**Texto para leitura**
──────────────────────────────

O necessário passou a ser descartável

O Hospital São Vicente de Paulo pode ser considerado o único hospital da região que ainda possui sua gestão pela sua entidade que o deu origem. Os Hospitais de Tramandaí, Santo Antonio, Capão da Canoa, Torres já estão com gestões terceirizadas ou sendo de propriedade da Prefeitura Municipal. O Hospital de Palmares segue mantido pela comunidade e prefeitura, mas de menor resolutividade que a cereja do bolo do Litoral Norte que é o Hospital São Vicente de Paulo.

Nas últimas duas décadas o São Vicente amargou prejuízos e déficits operacionais, passou por um incêndio, por fraude de um de seus colaboradores e também pelo aumento de ações trabalhistas resultantes de falta de pagamento de verbas rescisórias e depósitos como do FGTS, Previdência, Receita Federal. Estas dificuldades sempre foram comunicadas à comunidade que se mobilizava com doações, campanhas para lençóis, leite e outros que careciam a entidade. A resposta ada comunidade e dentre estes empresários, políticos e prefeitos como o falecido Eduardo Renda que investiu no Hospital e contratou serviços qualificando o atendimento a Saúde. Estas dificuldades vinham sendo cobradas dos prefeitos de municípios da região que para cá aportavam seus munícipes para tratamento sem realizar contrapartida e colocando na conta do SUS que absurdamente paga mal pelos serviços hospitalares por uma tabela aviltante e escorchante que gera déficit financeiro a entidade. As prefeituras consideram importante o Hospital, mas não o suficiente para custearem as despesas relativas aos atendimentos prestados. Muito menos a ponto de irem buscar junto ao Estado e a União aporte de recursos a quem de direito são os responsáveis pelos investimentos no Sistema para média e alta complexidade. Aos municípios cabe a atenção básica com postos de Saúde e focada na prevenção, algo que até pode se dizer precário, pois não há médicos para que todos os postos tenham atendimento, mas servem para empregos, fazer curativos e uma, duas ou três por semana terem atendimento com médico no local, salvo alguns destes.

──────────────────────────────

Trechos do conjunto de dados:
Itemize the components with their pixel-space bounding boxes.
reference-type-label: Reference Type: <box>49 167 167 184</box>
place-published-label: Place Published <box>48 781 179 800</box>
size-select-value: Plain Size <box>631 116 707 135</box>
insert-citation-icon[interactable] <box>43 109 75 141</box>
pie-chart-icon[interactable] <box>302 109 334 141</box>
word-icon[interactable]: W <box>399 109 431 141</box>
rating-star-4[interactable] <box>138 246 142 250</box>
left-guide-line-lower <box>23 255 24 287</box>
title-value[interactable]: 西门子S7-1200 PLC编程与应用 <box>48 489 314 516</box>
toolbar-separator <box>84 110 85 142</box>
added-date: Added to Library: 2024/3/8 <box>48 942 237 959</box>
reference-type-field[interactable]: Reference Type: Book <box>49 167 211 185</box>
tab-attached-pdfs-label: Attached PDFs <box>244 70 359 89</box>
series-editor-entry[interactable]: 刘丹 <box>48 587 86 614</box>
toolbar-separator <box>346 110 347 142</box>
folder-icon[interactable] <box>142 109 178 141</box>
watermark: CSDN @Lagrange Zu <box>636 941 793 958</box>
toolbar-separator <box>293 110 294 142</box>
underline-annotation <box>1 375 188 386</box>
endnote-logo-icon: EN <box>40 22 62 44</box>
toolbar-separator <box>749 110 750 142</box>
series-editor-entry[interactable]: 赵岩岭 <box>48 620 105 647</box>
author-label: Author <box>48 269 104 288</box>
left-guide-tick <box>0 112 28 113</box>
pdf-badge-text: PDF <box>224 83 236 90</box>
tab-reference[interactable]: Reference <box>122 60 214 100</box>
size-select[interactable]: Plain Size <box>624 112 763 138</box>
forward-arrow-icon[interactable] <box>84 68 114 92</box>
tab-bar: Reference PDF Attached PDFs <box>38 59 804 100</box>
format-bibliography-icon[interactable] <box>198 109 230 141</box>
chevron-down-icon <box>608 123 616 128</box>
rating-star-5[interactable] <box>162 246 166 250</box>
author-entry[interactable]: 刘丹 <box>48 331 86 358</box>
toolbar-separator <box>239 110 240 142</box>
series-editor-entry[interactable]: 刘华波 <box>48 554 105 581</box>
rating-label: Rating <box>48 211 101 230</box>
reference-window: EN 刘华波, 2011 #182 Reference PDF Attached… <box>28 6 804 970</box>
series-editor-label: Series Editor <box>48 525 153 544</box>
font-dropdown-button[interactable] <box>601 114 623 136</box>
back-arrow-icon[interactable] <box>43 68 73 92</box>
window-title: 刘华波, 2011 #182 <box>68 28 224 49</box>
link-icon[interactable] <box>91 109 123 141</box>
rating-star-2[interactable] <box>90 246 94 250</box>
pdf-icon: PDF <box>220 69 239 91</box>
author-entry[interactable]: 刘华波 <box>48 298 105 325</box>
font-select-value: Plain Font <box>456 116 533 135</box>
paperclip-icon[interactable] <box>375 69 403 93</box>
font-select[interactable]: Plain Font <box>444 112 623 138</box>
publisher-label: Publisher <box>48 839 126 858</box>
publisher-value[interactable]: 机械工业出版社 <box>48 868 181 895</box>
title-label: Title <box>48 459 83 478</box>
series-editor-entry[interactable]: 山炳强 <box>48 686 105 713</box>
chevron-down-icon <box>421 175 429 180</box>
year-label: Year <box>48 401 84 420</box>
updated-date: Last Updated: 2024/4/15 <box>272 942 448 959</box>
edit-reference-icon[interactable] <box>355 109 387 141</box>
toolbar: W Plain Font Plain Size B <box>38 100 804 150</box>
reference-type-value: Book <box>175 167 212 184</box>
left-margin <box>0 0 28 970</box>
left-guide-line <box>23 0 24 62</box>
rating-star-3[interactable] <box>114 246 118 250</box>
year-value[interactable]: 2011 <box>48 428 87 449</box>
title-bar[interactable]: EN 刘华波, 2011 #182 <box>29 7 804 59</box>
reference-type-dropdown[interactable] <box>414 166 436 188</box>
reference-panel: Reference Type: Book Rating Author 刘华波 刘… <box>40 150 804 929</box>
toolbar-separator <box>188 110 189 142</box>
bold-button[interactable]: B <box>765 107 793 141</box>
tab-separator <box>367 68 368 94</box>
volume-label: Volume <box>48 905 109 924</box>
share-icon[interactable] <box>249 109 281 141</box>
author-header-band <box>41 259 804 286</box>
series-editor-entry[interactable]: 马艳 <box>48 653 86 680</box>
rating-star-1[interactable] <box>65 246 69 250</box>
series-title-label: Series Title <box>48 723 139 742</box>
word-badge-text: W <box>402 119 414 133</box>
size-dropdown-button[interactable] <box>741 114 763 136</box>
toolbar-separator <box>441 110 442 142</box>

──────────────────────────────

**Ações necessárias**
A. No texto sobre o Hospital São Vicente de Paulo, a quem cabe a atenção básica com postos de saúde?
B. Traduza para o inglês esta frase do texto sobre o Hospital São Vicente de Paulo: "As prefeituras consideram importante o Hospital, mas não o suficiente para custearem as despesas relativas aos atendimentos prestados."
C. Escreva a continuação do texto sobre o Hospital São Vicente de Paulo, começando logo depois da última frase apresentada.
Os registros não têm relação com o texto.

**Respostas por tarefa**
A. Aos municípios.

B. The city governments consider the Hospital important, but not enough to cover the expenses related to the care provided.

C.
O Hospital é a ponta do iceberg, pois o paciente percorre do posto de Saúde ao Hospital realizando pit stop de sobrevivência inicialmente no Posto de Saúde e se tiver como se deslocar ir a UPA (se o município tiver uma) e se conseguir sobreviver tem o encaminhamento para o Hospital por sua conta e risco. Um paciente em caso grave tem de pedir a Deus para garantir mais umas quatro de vida para dar tempo de realizar o percurso até a porta do Hospital, quando há este na cidade. Em outros tempos quando a prefeitura de Osório comprava serviços de urgência no Hospital era como uma linha direta da emergência para a internação. Entenderam os gestores municipais de que a UPA seria a solução e que em vez de investir no Hospital se deveria investir na UPA que até hoje é paga pela prefeitura sem que tenha a contrapartida da União como é previsto com o credenciamento desta no Ministério da Saúde.

As diretorias do Hospital alertaram o poder público para este problema, a comunidade auxiliou, principalmente na pandemia, mas a prefeitura foi se distanciando e reduzindo até não mais contratar serviços do Hospital e quando se propunha era para aumentar o déficit, mas realizando e resolvendo o atendimento a que a prefeitura tinha obrigação de fazê-lo. Foi buscado uma solução junto a Amlinorte, junto a Secretaria Estadual da Saúde, junto a prefeitura municipal e também junto a Promotoria Pública.

A “solução” foi a intervenção pelo Estado, justamente a quem deve a obrigação de financiar o sistema, mas não foi a de aportar recursos de modo a cobrir os custos dos serviços como foi a decisão da Promotoria de Tramandaí sobre o hospital daquela cidade onde o gestor do hospital já não mais tinha como manter os serviços pela falta de verbas para custear serviços e reformas.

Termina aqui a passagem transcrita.